Beban Ganda dan Stigma

Ketika negara
tengah berupaya meningkatkan akses hak asasi manusia, penting bagi negara untuk
melibatkan masyarakat, mengingat masyarakat merupakan agen kontrol sosial dan
pembentuk norma sosial.

Jika negara
sebagai aktor dalam sistem dan masyakat sebagai aktor dalam basis struktur tidak
berjalan beriringan, maka akan terjadi benturan antar kepentingan di dalamnya. Seringkali
perempuan tidak diberi ruang untuk menentukan sendiri arah usia produktifnya yang
pada umumnya telah didefinisikan secara masif oleh aktor-aktor, agen-agen
maupun kelompok-kelompok yang mendaku berwenang dalam mendefinisikan makna usia
produktif bagi seorang perempuan.

Hingga
akhirnya, para perempuan yang menentukan arah baik dalam mengemban tugas-tugas
produktif di ruang publik, reproduktif atau mengemban dua tugas sekaligus  akhirnya rentan menimbulkan beban ganda. Pada
akhirnya tanpa disadari terjadi saling berebut klaim otentisitas diri pada
perempuan. Karena satu sisi akses dan kesempatan ada namun yang memanfaatkan
akses serta kesempatan berbenturan dengan klaim norma umum. Sedangkan satu sisi
ada yang mengikuti kondisi yang didefinisikan oleh masyarakat pada umumnya, dan
belum memanfaatkan akses maupun kesempatan yang terus diupayakan oleh negara.    

Ketika hal ini
terjadi, maka perempuan yang mengalami beban ganda diwilayah publik dan
domestik maupun yang mengalami stigma tetap tidak tertangani. Hal ini dapat
diidentifikasi sebagai kekerasan yakni kekerasan kultural yang selanjutnya
mampu melegitimasi munculnya kekerasan langsung dan membentuk kekerasan
struktural.

(Data tersedia):
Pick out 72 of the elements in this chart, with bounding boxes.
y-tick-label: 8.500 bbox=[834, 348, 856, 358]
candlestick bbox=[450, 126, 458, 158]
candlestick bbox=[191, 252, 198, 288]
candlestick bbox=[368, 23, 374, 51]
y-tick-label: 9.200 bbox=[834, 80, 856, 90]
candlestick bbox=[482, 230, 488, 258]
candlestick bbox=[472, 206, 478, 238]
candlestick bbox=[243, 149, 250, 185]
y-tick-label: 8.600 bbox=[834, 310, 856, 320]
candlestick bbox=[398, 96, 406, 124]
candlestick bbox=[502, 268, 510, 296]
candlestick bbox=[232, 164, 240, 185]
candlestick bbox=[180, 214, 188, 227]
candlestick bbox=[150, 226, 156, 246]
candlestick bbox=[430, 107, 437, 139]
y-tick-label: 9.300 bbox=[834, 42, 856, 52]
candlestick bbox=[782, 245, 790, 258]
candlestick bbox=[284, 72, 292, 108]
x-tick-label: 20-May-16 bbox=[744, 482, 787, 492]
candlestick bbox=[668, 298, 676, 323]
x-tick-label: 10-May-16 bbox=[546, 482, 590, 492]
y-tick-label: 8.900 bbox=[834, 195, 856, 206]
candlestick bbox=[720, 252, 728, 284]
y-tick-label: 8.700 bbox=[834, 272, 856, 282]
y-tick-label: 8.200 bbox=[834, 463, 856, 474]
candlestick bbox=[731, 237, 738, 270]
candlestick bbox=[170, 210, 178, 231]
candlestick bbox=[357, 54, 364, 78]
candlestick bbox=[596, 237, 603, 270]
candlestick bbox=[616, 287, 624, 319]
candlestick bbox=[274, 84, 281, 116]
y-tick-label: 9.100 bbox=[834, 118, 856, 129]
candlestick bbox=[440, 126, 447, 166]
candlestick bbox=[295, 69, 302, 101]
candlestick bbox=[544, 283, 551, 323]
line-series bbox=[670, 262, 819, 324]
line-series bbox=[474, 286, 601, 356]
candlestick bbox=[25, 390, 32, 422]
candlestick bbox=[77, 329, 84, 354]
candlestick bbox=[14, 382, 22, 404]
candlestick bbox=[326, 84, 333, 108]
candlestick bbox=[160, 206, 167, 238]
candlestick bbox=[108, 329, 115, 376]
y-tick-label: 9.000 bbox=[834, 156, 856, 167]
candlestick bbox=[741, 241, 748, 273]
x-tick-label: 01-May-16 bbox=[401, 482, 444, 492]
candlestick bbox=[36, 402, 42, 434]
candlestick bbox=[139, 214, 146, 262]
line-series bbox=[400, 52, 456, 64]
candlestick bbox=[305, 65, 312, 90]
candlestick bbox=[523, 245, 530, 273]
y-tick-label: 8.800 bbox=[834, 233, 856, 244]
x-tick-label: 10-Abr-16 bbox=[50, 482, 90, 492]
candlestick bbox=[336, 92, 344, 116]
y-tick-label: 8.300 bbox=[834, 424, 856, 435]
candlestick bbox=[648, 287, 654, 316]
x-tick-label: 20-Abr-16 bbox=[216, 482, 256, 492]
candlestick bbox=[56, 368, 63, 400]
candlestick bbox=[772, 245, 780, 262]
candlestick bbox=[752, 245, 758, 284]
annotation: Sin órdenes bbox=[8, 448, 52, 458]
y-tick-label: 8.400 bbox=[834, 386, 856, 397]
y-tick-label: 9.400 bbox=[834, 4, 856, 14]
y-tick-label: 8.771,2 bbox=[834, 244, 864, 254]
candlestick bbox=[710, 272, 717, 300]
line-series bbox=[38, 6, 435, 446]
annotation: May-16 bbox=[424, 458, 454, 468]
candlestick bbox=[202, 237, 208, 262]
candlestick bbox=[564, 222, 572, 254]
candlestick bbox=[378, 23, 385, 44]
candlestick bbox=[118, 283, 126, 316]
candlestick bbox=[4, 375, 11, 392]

(Yang dikerjakan):
1. Salin tanpa perubahan bagian teks tentang beban ganda dan stigma dari "Ketika negara" sampai "pembentuk norma sosial.".
2. Tuliskan kembali baris data tanpa perubahan, mulai dari baris pertama data sampai baris yang memuat "candlestick bbox=[284, 72, 292, 108]", termasuk baris itu sendiri.

(Jawaban per tugas):
1.
Ketika negara
tengah berupaya meningkatkan akses hak asasi manusia, penting bagi negara untuk
melibatkan masyarakat, mengingat masyarakat merupakan agen kontrol sosial dan
pembentuk norma sosial.

2.
Pick out 72 of the elements in this chart, with bounding boxes.
y-tick-label: 8.500 bbox=[834, 348, 856, 358]
candlestick bbox=[450, 126, 458, 158]
candlestick bbox=[191, 252, 198, 288]
candlestick bbox=[368, 23, 374, 51]
y-tick-label: 9.200 bbox=[834, 80, 856, 90]
candlestick bbox=[482, 230, 488, 258]
candlestick bbox=[472, 206, 478, 238]
candlestick bbox=[243, 149, 250, 185]
y-tick-label: 8.600 bbox=[834, 310, 856, 320]
candlestick bbox=[398, 96, 406, 124]
candlestick bbox=[502, 268, 510, 296]
candlestick bbox=[232, 164, 240, 185]
candlestick bbox=[180, 214, 188, 227]
candlestick bbox=[150, 226, 156, 246]
candlestick bbox=[430, 107, 437, 139]
y-tick-label: 9.300 bbox=[834, 42, 856, 52]
candlestick bbox=[782, 245, 790, 258]
candlestick bbox=[284, 72, 292, 108]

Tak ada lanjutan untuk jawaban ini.